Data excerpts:
_ _ _ _ _ _ _

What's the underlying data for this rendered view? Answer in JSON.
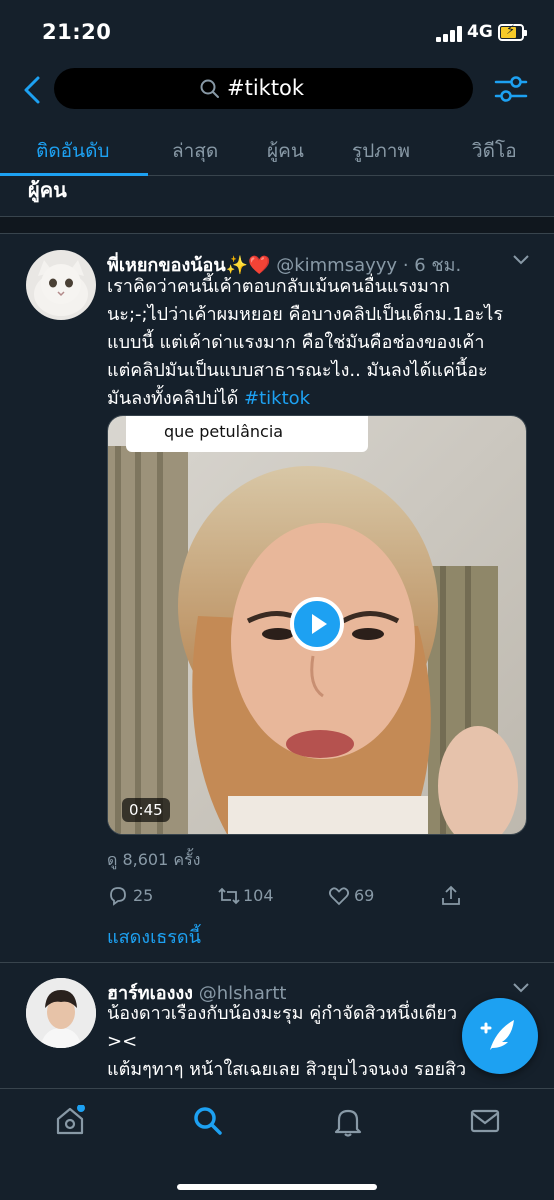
{
  "status_bar": {
    "time": "21:20",
    "network": "4G",
    "battery_charging": true
  },
  "search": {
    "query": "#tiktok"
  },
  "tabs": [
    {
      "label": "ติดอันดับ",
      "active": true
    },
    {
      "label": "ล่าสุด",
      "active": false
    },
    {
      "label": "ผู้คน",
      "active": false
    },
    {
      "label": "รูปภาพ",
      "active": false
    },
    {
      "label": "วิดีโอ",
      "active": false
    }
  ],
  "people_heading": "ผู้คน",
  "tweets": [
    {
      "display_name": "พี่เหยกของน้อน✨❤️",
      "handle": "@kimmsayyy",
      "time": "· 6 ชม.",
      "lines": [
        "เราคิดว่าคนนี้เค้าตอบกลับเม้นคนอื่นแรงมาก",
        "นะ;-;ไปว่าเค้าผมหยอย คือบางคลิปเป็นเด็กม.1อะไร",
        "แบบนี้ แต่เค้าด่าแรงมาก คือใช่มันคือช่องของเค้า",
        "แต่คลิปมันเป็นแบบสาธารณะไง.. มันลงได้แค่นี้อะ"
      ],
      "last_line_text": "มันลงทั้งคลิปบ่ได้ ",
      "hashtag": "#tiktok",
      "video_caption": "que petulância",
      "video_duration": "0:45",
      "views": "ดู 8,601 ครั้ง",
      "replies": "25",
      "retweets": "104",
      "likes": "69",
      "show_thread": "แสดงเธรดนี้"
    },
    {
      "display_name": "ฮาร์ทเองงง",
      "handle": "@hlshartt",
      "lines": [
        "น้องดาวเรืองกับน้องมะรุม คู่กำจัดสิวหนึ่งเดียว",
        "><",
        "แต้มๆทาๆ หน้าใสเฉยเลย สิวยุบไวจนงง รอยสิว"
      ]
    }
  ],
  "colors": {
    "background": "#15202b",
    "accent": "#1da1f2",
    "muted": "#8899a6",
    "divider": "#38444d"
  },
  "icons": [
    "back-arrow-icon",
    "search-icon",
    "filter-sliders-icon",
    "chevron-down-icon",
    "play-icon",
    "reply-icon",
    "retweet-icon",
    "like-icon",
    "share-icon",
    "compose-icon",
    "home-icon",
    "search-icon",
    "notifications-icon",
    "messages-icon"
  ]
}
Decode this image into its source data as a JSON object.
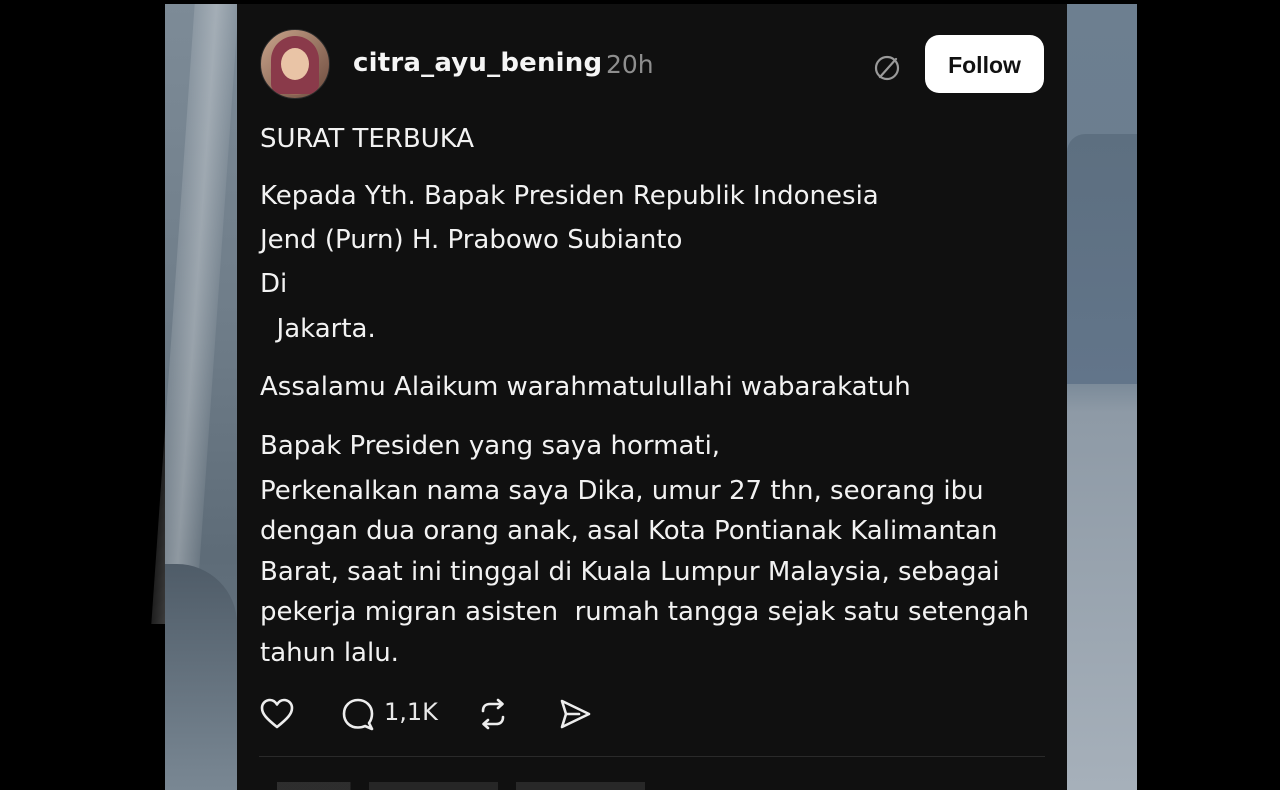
{
  "post": {
    "username": "citra_ayu_bening",
    "time": "20h",
    "follow_label": "Follow",
    "lines": {
      "l1": "SURAT TERBUKA",
      "l2": "Kepada Yth. Bapak Presiden Republik Indonesia",
      "l3": "Jend (Purn) H. Prabowo Subianto",
      "l4": "Di",
      "l5": "  Jakarta.",
      "l6": "Assalamu Alaikum warahmatulullahi wabarakatuh",
      "l7": "Bapak Presiden yang saya hormati,",
      "l8": "Perkenalkan nama saya Dika, umur 27 thn, seorang ibu",
      "l9": "dengan dua orang anak, asal Kota Pontianak Kalimantan",
      "l10": "Barat, saat ini tinggal di Kuala Lumpur Malaysia, sebagai",
      "l11": "pekerja migran asisten  rumah tangga sejak satu setengah",
      "l12": "tahun lalu."
    },
    "reply_count": "1,1K"
  },
  "icons": {
    "like": "heart-icon",
    "reply": "comment-icon",
    "repost": "repost-icon",
    "share": "send-icon",
    "verified": "verified-icon"
  }
}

_ _ _ _ _ _ _

◆ **EXERCISE DIRECTIONS**
Leave out the pictures, and give all the records again exactly.

◆ **WRITTEN REPLY**
What's the underlying data for this rendered view? Answer in JSON.
{
  "status_bar": {
    "time": "21:20",
    "network": "4G",
    "battery_charging": true
  },
  "search": {
    "query": "#tiktok"
  },
  "tabs": [
    {
      "label": "ติดอันดับ",
      "active": true
    },
    {
      "label": "ล่าสุด",
      "active": false
    },
    {
      "label": "ผู้คน",
      "active": false
    },
    {
      "label": "รูปภาพ",
      "active": false
    },
    {
      "label": "วิดีโอ",
      "active": false
    }
  ],
  "people_heading": "ผู้คน",
  "tweets": [
    {
      "display_name": "พี่เหยกของน้อน✨❤️",
      "handle": "@kimmsayyy",
      "time": "· 6 ชม.",
      "lines": [
        "เราคิดว่าคนนี้เค้าตอบกลับเม้นคนอื่นแรงมาก",
        "นะ;-;ไปว่าเค้าผมหยอย คือบางคลิปเป็นเด็กม.1อะไร",
        "แบบนี้ แต่เค้าด่าแรงมาก คือใช่มันคือช่องของเค้า",
        "แต่คลิปมันเป็นแบบสาธารณะไง.. มันลงได้แค่นี้อะ"
      ],
      "last_line_text": "มันลงทั้งคลิปบ่ได้ ",
      "hashtag": "#tiktok",
      "video_caption": "que petulância",
      "video_duration": "0:45",
      "views": "ดู 8,601 ครั้ง",
      "replies": "25",
      "retweets": "104",
      "likes": "69",
      "show_thread": "แสดงเธรดนี้"
    },
    {
      "display_name": "ฮาร์ทเองงง",
      "handle": "@hlshartt",
      "lines": [
        "น้องดาวเรืองกับน้องมะรุม คู่กำจัดสิวหนึ่งเดียว",
        "><",
        "แต้มๆทาๆ หน้าใสเฉยเลย สิวยุบไวจนงง รอยสิว"
      ]
    }
  ],
  "colors": {
    "background": "#15202b",
    "accent": "#1da1f2",
    "muted": "#8899a6",
    "divider": "#38444d"
  },
  "icons": [
    "back-arrow-icon",
    "search-icon",
    "filter-sliders-icon",
    "chevron-down-icon",
    "play-icon",
    "reply-icon",
    "retweet-icon",
    "like-icon",
    "share-icon",
    "compose-icon",
    "home-icon",
    "search-icon",
    "notifications-icon",
    "messages-icon"
  ]
}
Decode this image into its source data as a JSON object.
{
  "post": {
    "username": "citra_ayu_bening",
    "time": "20h",
    "follow_label": "Follow",
    "lines": {
      "l1": "SURAT TERBUKA",
      "l2": "Kepada Yth. Bapak Presiden Republik Indonesia",
      "l3": "Jend (Purn) H. Prabowo Subianto",
      "l4": "Di",
      "l5": "  Jakarta.",
      "l6": "Assalamu Alaikum warahmatulullahi wabarakatuh",
      "l7": "Bapak Presiden yang saya hormati,",
      "l8": "Perkenalkan nama saya Dika, umur 27 thn, seorang ibu",
      "l9": "dengan dua orang anak, asal Kota Pontianak Kalimantan",
      "l10": "Barat, saat ini tinggal di Kuala Lumpur Malaysia, sebagai",
      "l11": "pekerja migran asisten  rumah tangga sejak satu setengah",
      "l12": "tahun lalu."
    },
    "reply_count": "1,1K"
  },
  "icons": {
    "like": "heart-icon",
    "reply": "comment-icon",
    "repost": "repost-icon",
    "share": "send-icon",
    "verified": "verified-icon"
  }
}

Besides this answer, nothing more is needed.